Short problem :: Copy the records that follow exactly as written, but not their pictures.

*** Available records ***

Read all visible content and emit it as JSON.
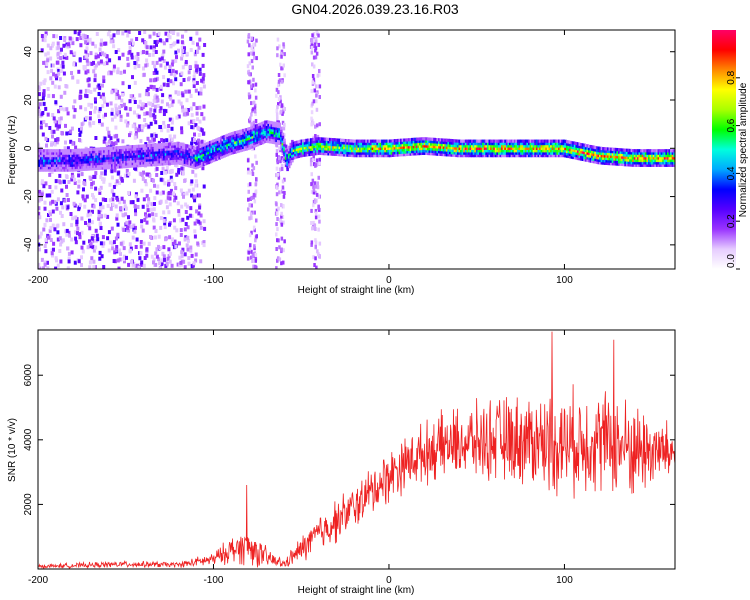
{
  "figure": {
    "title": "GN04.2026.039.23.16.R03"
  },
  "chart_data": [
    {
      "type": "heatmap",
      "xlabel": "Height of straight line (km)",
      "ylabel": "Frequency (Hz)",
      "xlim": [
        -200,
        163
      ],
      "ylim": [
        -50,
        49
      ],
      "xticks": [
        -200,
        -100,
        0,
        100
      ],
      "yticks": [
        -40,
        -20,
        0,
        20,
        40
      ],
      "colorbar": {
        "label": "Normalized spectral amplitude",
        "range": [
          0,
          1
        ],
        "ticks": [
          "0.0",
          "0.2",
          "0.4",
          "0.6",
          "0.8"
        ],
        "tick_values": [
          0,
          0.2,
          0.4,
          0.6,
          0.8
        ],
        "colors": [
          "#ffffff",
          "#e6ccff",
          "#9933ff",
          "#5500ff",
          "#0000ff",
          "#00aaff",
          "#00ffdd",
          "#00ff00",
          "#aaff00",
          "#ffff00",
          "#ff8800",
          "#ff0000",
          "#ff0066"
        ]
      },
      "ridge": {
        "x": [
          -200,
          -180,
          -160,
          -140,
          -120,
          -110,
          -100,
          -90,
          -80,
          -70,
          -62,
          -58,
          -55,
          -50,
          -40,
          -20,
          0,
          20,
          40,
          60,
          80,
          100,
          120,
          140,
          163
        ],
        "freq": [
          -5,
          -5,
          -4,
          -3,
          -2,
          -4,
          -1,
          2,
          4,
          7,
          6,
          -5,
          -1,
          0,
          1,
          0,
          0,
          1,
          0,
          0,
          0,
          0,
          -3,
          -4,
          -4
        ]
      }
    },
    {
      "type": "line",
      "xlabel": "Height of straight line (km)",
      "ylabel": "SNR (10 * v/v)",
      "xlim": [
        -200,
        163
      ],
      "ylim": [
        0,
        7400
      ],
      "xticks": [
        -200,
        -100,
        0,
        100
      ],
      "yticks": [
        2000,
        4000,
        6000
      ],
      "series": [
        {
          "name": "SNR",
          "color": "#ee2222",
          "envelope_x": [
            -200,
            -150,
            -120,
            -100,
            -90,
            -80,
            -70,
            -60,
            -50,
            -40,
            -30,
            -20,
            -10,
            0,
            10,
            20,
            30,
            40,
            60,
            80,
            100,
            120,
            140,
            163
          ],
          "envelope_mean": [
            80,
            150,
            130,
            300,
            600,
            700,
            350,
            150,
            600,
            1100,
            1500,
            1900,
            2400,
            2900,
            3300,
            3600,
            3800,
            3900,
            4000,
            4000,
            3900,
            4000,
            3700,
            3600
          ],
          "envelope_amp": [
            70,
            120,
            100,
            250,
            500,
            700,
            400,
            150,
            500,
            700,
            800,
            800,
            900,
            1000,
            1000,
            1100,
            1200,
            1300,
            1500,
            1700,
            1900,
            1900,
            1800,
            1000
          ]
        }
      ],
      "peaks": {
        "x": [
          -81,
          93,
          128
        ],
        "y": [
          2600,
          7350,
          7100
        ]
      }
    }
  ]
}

***

Correct output ::
Read all visible content and emit it as JSON.
{
  "figure": {
    "title": "GN04.2026.039.23.16.R03"
  },
  "chart_data": [
    {
      "type": "heatmap",
      "xlabel": "Height of straight line (km)",
      "ylabel": "Frequency (Hz)",
      "xlim": [
        -200,
        163
      ],
      "ylim": [
        -50,
        49
      ],
      "xticks": [
        -200,
        -100,
        0,
        100
      ],
      "yticks": [
        -40,
        -20,
        0,
        20,
        40
      ],
      "colorbar": {
        "label": "Normalized spectral amplitude",
        "range": [
          0,
          1
        ],
        "ticks": [
          "0.0",
          "0.2",
          "0.4",
          "0.6",
          "0.8"
        ],
        "tick_values": [
          0,
          0.2,
          0.4,
          0.6,
          0.8
        ],
        "colors": [
          "#ffffff",
          "#e6ccff",
          "#9933ff",
          "#5500ff",
          "#0000ff",
          "#00aaff",
          "#00ffdd",
          "#00ff00",
          "#aaff00",
          "#ffff00",
          "#ff8800",
          "#ff0000",
          "#ff0066"
        ]
      },
      "ridge": {
        "x": [
          -200,
          -180,
          -160,
          -140,
          -120,
          -110,
          -100,
          -90,
          -80,
          -70,
          -62,
          -58,
          -55,
          -50,
          -40,
          -20,
          0,
          20,
          40,
          60,
          80,
          100,
          120,
          140,
          163
        ],
        "freq": [
          -5,
          -5,
          -4,
          -3,
          -2,
          -4,
          -1,
          2,
          4,
          7,
          6,
          -5,
          -1,
          0,
          1,
          0,
          0,
          1,
          0,
          0,
          0,
          0,
          -3,
          -4,
          -4
        ]
      }
    },
    {
      "type": "line",
      "xlabel": "Height of straight line (km)",
      "ylabel": "SNR (10 * v/v)",
      "xlim": [
        -200,
        163
      ],
      "ylim": [
        0,
        7400
      ],
      "xticks": [
        -200,
        -100,
        0,
        100
      ],
      "yticks": [
        2000,
        4000,
        6000
      ],
      "series": [
        {
          "name": "SNR",
          "color": "#ee2222",
          "envelope_x": [
            -200,
            -150,
            -120,
            -100,
            -90,
            -80,
            -70,
            -60,
            -50,
            -40,
            -30,
            -20,
            -10,
            0,
            10,
            20,
            30,
            40,
            60,
            80,
            100,
            120,
            140,
            163
          ],
          "envelope_mean": [
            80,
            150,
            130,
            300,
            600,
            700,
            350,
            150,
            600,
            1100,
            1500,
            1900,
            2400,
            2900,
            3300,
            3600,
            3800,
            3900,
            4000,
            4000,
            3900,
            4000,
            3700,
            3600
          ],
          "envelope_amp": [
            70,
            120,
            100,
            250,
            500,
            700,
            400,
            150,
            500,
            700,
            800,
            800,
            900,
            1000,
            1000,
            1100,
            1200,
            1300,
            1500,
            1700,
            1900,
            1900,
            1800,
            1000
          ]
        }
      ],
      "peaks": {
        "x": [
          -81,
          93,
          128
        ],
        "y": [
          2600,
          7350,
          7100
        ]
      }
    }
  ]
}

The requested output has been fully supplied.